» What to work on
All records below must be retyped exactly.

» Chart and figure data
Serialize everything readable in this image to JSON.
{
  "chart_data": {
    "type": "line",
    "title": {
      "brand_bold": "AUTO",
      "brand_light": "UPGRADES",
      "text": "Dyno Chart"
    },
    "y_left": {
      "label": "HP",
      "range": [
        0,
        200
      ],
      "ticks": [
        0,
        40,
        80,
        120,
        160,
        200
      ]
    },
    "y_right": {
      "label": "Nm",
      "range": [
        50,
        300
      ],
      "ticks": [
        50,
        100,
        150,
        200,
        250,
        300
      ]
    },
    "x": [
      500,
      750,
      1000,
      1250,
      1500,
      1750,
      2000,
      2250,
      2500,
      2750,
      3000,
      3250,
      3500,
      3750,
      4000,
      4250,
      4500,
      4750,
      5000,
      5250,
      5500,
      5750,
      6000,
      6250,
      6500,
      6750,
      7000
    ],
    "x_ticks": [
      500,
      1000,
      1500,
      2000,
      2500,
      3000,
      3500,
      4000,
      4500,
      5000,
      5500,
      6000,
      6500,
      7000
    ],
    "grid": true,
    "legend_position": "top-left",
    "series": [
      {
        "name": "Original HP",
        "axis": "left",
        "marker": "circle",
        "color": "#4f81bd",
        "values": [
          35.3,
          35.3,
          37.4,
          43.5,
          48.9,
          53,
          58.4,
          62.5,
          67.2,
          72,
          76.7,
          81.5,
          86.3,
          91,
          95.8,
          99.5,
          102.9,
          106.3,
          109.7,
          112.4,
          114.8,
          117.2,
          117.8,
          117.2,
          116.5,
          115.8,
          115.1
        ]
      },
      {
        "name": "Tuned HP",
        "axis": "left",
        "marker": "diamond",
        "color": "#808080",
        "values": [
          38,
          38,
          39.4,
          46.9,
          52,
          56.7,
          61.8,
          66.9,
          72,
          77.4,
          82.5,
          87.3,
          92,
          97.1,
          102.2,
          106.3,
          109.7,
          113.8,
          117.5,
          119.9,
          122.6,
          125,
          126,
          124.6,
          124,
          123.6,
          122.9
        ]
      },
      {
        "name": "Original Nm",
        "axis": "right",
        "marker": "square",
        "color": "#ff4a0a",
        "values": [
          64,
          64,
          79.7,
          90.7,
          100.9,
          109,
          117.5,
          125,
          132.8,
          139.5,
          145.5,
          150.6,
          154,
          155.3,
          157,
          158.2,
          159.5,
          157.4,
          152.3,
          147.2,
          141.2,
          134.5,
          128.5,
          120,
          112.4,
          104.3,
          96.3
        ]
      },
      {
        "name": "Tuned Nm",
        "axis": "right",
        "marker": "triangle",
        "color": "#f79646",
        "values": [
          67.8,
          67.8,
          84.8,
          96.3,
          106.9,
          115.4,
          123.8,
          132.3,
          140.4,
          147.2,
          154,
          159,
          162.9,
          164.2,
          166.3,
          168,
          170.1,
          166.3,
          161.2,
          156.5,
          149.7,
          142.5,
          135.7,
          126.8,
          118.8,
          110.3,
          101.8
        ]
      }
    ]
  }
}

» Complete output
Serialize everything readable in this image to JSON.
{
  "chart_data": {
    "type": "line",
    "title": {
      "brand_bold": "AUTO",
      "brand_light": "UPGRADES",
      "text": "Dyno Chart"
    },
    "y_left": {
      "label": "HP",
      "range": [
        0,
        200
      ],
      "ticks": [
        0,
        40,
        80,
        120,
        160,
        200
      ]
    },
    "y_right": {
      "label": "Nm",
      "range": [
        50,
        300
      ],
      "ticks": [
        50,
        100,
        150,
        200,
        250,
        300
      ]
    },
    "x": [
      500,
      750,
      1000,
      1250,
      1500,
      1750,
      2000,
      2250,
      2500,
      2750,
      3000,
      3250,
      3500,
      3750,
      4000,
      4250,
      4500,
      4750,
      5000,
      5250,
      5500,
      5750,
      6000,
      6250,
      6500,
      6750,
      7000
    ],
    "x_ticks": [
      500,
      1000,
      1500,
      2000,
      2500,
      3000,
      3500,
      4000,
      4500,
      5000,
      5500,
      6000,
      6500,
      7000
    ],
    "grid": true,
    "legend_position": "top-left",
    "series": [
      {
        "name": "Original HP",
        "axis": "left",
        "marker": "circle",
        "color": "#4f81bd",
        "values": [
          35.3,
          35.3,
          37.4,
          43.5,
          48.9,
          53,
          58.4,
          62.5,
          67.2,
          72,
          76.7,
          81.5,
          86.3,
          91,
          95.8,
          99.5,
          102.9,
          106.3,
          109.7,
          112.4,
          114.8,
          117.2,
          117.8,
          117.2,
          116.5,
          115.8,
          115.1
        ]
      },
      {
        "name": "Tuned HP",
        "axis": "left",
        "marker": "diamond",
        "color": "#808080",
        "values": [
          38,
          38,
          39.4,
          46.9,
          52,
          56.7,
          61.8,
          66.9,
          72,
          77.4,
          82.5,
          87.3,
          92,
          97.1,
          102.2,
          106.3,
          109.7,
          113.8,
          117.5,
          119.9,
          122.6,
          125,
          126,
          124.6,
          124,
          123.6,
          122.9
        ]
      },
      {
        "name": "Original Nm",
        "axis": "right",
        "marker": "square",
        "color": "#ff4a0a",
        "values": [
          64,
          64,
          79.7,
          90.7,
          100.9,
          109,
          117.5,
          125,
          132.8,
          139.5,
          145.5,
          150.6,
          154,
          155.3,
          157,
          158.2,
          159.5,
          157.4,
          152.3,
          147.2,
          141.2,
          134.5,
          128.5,
          120,
          112.4,
          104.3,
          96.3
        ]
      },
      {
        "name": "Tuned Nm",
        "axis": "right",
        "marker": "triangle",
        "color": "#f79646",
        "values": [
          67.8,
          67.8,
          84.8,
          96.3,
          106.9,
          115.4,
          123.8,
          132.3,
          140.4,
          147.2,
          154,
          159,
          162.9,
          164.2,
          166.3,
          168,
          170.1,
          166.3,
          161.2,
          156.5,
          149.7,
          142.5,
          135.7,
          126.8,
          118.8,
          110.3,
          101.8
        ]
      }
    ]
  }
}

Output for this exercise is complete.